Written request. Copy the data that follows, character for character, minus the pictures.

Stored records.
---------------

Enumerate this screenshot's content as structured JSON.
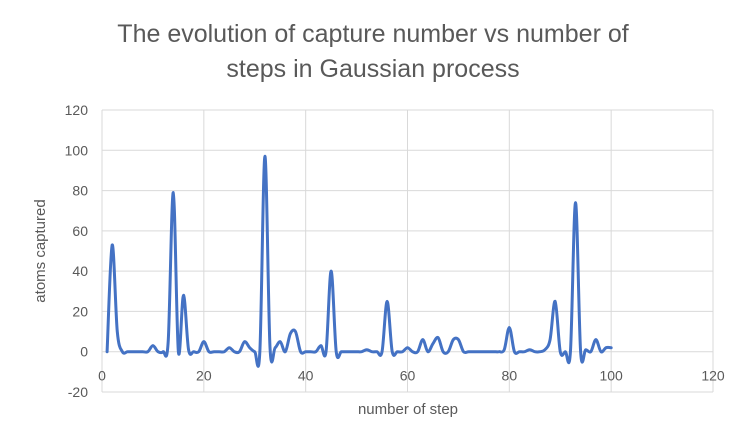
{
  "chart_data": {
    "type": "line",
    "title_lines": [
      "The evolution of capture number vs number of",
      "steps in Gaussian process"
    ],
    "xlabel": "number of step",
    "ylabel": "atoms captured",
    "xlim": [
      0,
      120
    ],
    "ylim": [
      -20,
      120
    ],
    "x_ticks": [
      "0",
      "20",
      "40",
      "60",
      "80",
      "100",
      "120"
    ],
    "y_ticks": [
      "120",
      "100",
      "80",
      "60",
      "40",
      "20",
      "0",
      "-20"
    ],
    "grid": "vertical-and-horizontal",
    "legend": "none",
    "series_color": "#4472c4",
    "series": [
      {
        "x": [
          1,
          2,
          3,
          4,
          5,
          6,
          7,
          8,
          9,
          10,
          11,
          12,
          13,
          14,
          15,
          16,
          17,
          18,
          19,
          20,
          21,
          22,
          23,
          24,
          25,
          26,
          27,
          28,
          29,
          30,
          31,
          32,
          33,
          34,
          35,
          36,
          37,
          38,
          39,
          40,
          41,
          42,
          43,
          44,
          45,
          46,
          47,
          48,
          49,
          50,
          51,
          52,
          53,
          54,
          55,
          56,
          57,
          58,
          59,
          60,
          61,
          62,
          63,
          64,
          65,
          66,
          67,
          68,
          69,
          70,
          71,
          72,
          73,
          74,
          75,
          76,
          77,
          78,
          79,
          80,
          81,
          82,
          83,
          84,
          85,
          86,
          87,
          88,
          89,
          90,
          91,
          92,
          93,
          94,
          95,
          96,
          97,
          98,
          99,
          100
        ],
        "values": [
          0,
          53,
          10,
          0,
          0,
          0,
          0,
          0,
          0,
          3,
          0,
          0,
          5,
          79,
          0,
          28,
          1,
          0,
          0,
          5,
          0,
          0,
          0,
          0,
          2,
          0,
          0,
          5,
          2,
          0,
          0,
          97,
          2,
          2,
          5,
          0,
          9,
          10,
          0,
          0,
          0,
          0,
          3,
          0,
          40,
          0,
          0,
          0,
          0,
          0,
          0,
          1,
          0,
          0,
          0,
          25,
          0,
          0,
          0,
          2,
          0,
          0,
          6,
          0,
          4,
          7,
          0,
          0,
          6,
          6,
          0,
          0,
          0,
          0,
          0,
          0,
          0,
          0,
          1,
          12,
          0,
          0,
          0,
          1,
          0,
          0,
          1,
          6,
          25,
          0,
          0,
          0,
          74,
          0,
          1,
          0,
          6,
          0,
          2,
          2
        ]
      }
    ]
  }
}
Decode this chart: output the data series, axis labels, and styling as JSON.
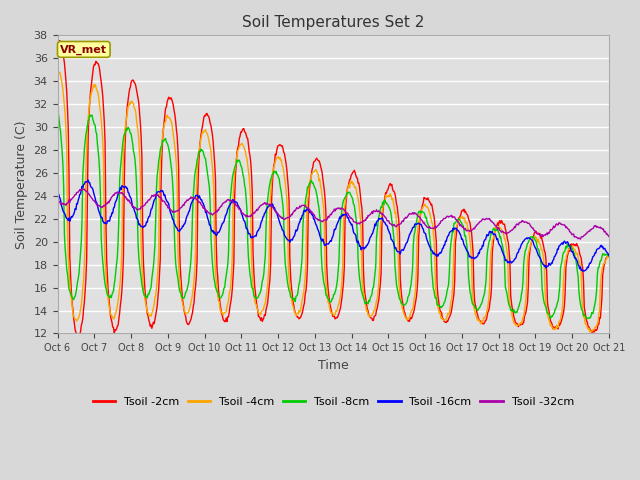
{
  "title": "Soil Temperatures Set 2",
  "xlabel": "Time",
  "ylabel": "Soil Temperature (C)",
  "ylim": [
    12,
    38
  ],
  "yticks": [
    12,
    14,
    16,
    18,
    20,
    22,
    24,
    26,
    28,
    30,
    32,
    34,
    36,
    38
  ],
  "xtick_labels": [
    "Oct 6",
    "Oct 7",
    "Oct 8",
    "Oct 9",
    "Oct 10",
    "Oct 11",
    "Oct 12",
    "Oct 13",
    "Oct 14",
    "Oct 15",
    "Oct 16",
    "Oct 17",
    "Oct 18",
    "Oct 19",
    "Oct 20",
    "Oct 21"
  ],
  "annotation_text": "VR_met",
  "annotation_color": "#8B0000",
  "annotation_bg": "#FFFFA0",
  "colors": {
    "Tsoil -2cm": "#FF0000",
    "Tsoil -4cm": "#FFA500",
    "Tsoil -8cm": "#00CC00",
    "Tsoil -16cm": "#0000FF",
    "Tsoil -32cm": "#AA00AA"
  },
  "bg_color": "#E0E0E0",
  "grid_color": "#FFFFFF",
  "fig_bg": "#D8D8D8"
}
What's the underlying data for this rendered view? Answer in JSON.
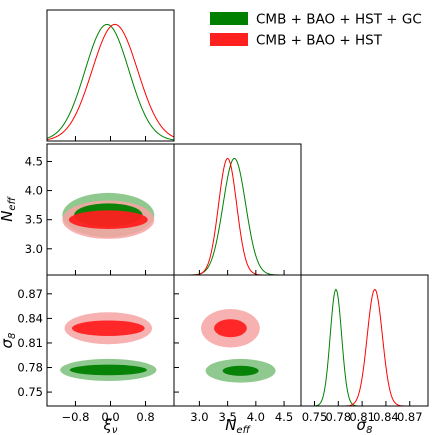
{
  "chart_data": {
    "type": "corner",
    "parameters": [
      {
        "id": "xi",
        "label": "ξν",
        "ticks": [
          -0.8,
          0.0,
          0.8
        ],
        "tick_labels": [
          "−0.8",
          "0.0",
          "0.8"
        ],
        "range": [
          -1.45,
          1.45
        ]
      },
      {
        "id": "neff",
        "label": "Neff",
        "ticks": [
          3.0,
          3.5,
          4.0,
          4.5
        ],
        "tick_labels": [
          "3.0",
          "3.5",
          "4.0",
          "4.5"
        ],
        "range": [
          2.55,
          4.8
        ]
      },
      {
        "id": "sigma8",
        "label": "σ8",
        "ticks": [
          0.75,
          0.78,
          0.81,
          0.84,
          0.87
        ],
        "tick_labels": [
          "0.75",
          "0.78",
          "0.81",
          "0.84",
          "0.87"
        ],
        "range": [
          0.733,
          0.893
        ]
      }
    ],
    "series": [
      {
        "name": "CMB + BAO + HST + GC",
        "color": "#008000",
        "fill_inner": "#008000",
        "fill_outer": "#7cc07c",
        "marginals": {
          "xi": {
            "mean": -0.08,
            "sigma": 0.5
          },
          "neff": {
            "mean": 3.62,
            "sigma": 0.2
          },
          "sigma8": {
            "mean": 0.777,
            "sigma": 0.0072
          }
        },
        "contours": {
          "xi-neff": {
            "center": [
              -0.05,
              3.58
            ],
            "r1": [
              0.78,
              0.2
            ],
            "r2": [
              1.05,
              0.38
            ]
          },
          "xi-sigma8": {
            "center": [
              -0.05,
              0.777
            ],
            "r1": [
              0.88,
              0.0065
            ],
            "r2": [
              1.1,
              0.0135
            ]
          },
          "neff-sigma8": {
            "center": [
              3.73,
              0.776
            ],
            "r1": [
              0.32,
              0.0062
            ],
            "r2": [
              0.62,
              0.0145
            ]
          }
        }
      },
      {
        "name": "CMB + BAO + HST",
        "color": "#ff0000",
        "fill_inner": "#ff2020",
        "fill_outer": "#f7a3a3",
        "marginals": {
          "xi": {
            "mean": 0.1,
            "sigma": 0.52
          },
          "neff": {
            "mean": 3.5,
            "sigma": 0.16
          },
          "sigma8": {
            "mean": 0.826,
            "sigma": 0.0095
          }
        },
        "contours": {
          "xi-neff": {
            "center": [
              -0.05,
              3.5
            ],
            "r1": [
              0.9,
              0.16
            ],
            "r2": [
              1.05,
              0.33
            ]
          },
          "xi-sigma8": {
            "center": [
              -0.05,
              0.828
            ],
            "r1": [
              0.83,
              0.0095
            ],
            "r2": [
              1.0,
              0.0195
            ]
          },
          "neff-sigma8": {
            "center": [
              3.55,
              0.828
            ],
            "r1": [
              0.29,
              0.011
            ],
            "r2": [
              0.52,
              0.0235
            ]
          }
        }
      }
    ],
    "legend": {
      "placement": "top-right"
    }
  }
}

---------------

Finished exercise.
Enumerate this screenshot's content as structured JSON.
{
  "chart_data": {
    "type": "line",
    "title_lines": [
      "The evolution of capture number vs number of",
      "steps in Gaussian process"
    ],
    "xlabel": "number of step",
    "ylabel": "atoms captured",
    "xlim": [
      0,
      120
    ],
    "ylim": [
      -20,
      120
    ],
    "x_ticks": [
      "0",
      "20",
      "40",
      "60",
      "80",
      "100",
      "120"
    ],
    "y_ticks": [
      "120",
      "100",
      "80",
      "60",
      "40",
      "20",
      "0",
      "-20"
    ],
    "grid": "vertical-and-horizontal",
    "legend": "none",
    "series_color": "#4472c4",
    "series": [
      {
        "x": [
          1,
          2,
          3,
          4,
          5,
          6,
          7,
          8,
          9,
          10,
          11,
          12,
          13,
          14,
          15,
          16,
          17,
          18,
          19,
          20,
          21,
          22,
          23,
          24,
          25,
          26,
          27,
          28,
          29,
          30,
          31,
          32,
          33,
          34,
          35,
          36,
          37,
          38,
          39,
          40,
          41,
          42,
          43,
          44,
          45,
          46,
          47,
          48,
          49,
          50,
          51,
          52,
          53,
          54,
          55,
          56,
          57,
          58,
          59,
          60,
          61,
          62,
          63,
          64,
          65,
          66,
          67,
          68,
          69,
          70,
          71,
          72,
          73,
          74,
          75,
          76,
          77,
          78,
          79,
          80,
          81,
          82,
          83,
          84,
          85,
          86,
          87,
          88,
          89,
          90,
          91,
          92,
          93,
          94,
          95,
          96,
          97,
          98,
          99,
          100
        ],
        "values": [
          0,
          53,
          10,
          0,
          0,
          0,
          0,
          0,
          0,
          3,
          0,
          0,
          5,
          79,
          0,
          28,
          1,
          0,
          0,
          5,
          0,
          0,
          0,
          0,
          2,
          0,
          0,
          5,
          2,
          0,
          0,
          97,
          2,
          2,
          5,
          0,
          9,
          10,
          0,
          0,
          0,
          0,
          3,
          0,
          40,
          0,
          0,
          0,
          0,
          0,
          0,
          1,
          0,
          0,
          0,
          25,
          0,
          0,
          0,
          2,
          0,
          0,
          6,
          0,
          4,
          7,
          0,
          0,
          6,
          6,
          0,
          0,
          0,
          0,
          0,
          0,
          0,
          0,
          1,
          12,
          0,
          0,
          0,
          1,
          0,
          0,
          1,
          6,
          25,
          0,
          0,
          0,
          74,
          0,
          1,
          0,
          6,
          0,
          2,
          2
        ]
      }
    ]
  }
}
Decode this chart: output the data series, axis labels, and styling as JSON.
{
  "title": "Soil Temperatures Set 2",
  "xlabel": "Time",
  "ylabel": "Soil Temperature (C)",
  "ylim": [
    12,
    38
  ],
  "yticks": [
    12,
    14,
    16,
    18,
    20,
    22,
    24,
    26,
    28,
    30,
    32,
    34,
    36,
    38
  ],
  "xtick_labels": [
    "Oct 6",
    "Oct 7",
    "Oct 8",
    "Oct 9",
    "Oct 10",
    "Oct 11",
    "Oct 12",
    "Oct 13",
    "Oct 14",
    "Oct 15",
    "Oct 16",
    "Oct 17",
    "Oct 18",
    "Oct 19",
    "Oct 20",
    "Oct 21"
  ],
  "annotation_text": "VR_met",
  "annotation_color": "#8B0000",
  "annotation_bg": "#FFFFA0",
  "colors": {
    "Tsoil -2cm": "#FF0000",
    "Tsoil -4cm": "#FFA500",
    "Tsoil -8cm": "#00CC00",
    "Tsoil -16cm": "#0000FF",
    "Tsoil -32cm": "#AA00AA"
  },
  "bg_color": "#E0E0E0",
  "grid_color": "#FFFFFF",
  "fig_bg": "#D8D8D8"
}
What's the underlying data for this rendered view? Answer in JSON.
{
  "chart_data": {
    "type": "corner",
    "parameters": [
      {
        "id": "xi",
        "label": "ξν",
        "ticks": [
          -0.8,
          0.0,
          0.8
        ],
        "tick_labels": [
          "−0.8",
          "0.0",
          "0.8"
        ],
        "range": [
          -1.45,
          1.45
        ]
      },
      {
        "id": "neff",
        "label": "Neff",
        "ticks": [
          3.0,
          3.5,
          4.0,
          4.5
        ],
        "tick_labels": [
          "3.0",
          "3.5",
          "4.0",
          "4.5"
        ],
        "range": [
          2.55,
          4.8
        ]
      },
      {
        "id": "sigma8",
        "label": "σ8",
        "ticks": [
          0.75,
          0.78,
          0.81,
          0.84,
          0.87
        ],
        "tick_labels": [
          "0.75",
          "0.78",
          "0.81",
          "0.84",
          "0.87"
        ],
        "range": [
          0.733,
          0.893
        ]
      }
    ],
    "series": [
      {
        "name": "CMB + BAO + HST + GC",
        "color": "#008000",
        "fill_inner": "#008000",
        "fill_outer": "#7cc07c",
        "marginals": {
          "xi": {
            "mean": -0.08,
            "sigma": 0.5
          },
          "neff": {
            "mean": 3.62,
            "sigma": 0.2
          },
          "sigma8": {
            "mean": 0.777,
            "sigma": 0.0072
          }
        },
        "contours": {
          "xi-neff": {
            "center": [
              -0.05,
              3.58
            ],
            "r1": [
              0.78,
              0.2
            ],
            "r2": [
              1.05,
              0.38
            ]
          },
          "xi-sigma8": {
            "center": [
              -0.05,
              0.777
            ],
            "r1": [
              0.88,
              0.0065
            ],
            "r2": [
              1.1,
              0.0135
            ]
          },
          "neff-sigma8": {
            "center": [
              3.73,
              0.776
            ],
            "r1": [
              0.32,
              0.0062
            ],
            "r2": [
              0.62,
              0.0145
            ]
          }
        }
      },
      {
        "name": "CMB + BAO + HST",
        "color": "#ff0000",
        "fill_inner": "#ff2020",
        "fill_outer": "#f7a3a3",
        "marginals": {
          "xi": {
            "mean": 0.1,
            "sigma": 0.52
          },
          "neff": {
            "mean": 3.5,
            "sigma": 0.16
          },
          "sigma8": {
            "mean": 0.826,
            "sigma": 0.0095
          }
        },
        "contours": {
          "xi-neff": {
            "center": [
              -0.05,
              3.5
            ],
            "r1": [
              0.9,
              0.16
            ],
            "r2": [
              1.05,
              0.33
            ]
          },
          "xi-sigma8": {
            "center": [
              -0.05,
              0.828
            ],
            "r1": [
              0.83,
              0.0095
            ],
            "r2": [
              1.0,
              0.0195
            ]
          },
          "neff-sigma8": {
            "center": [
              3.55,
              0.828
            ],
            "r1": [
              0.29,
              0.011
            ],
            "r2": [
              0.52,
              0.0235
            ]
          }
        }
      }
    ],
    "legend": {
      "placement": "top-right"
    }
  }
}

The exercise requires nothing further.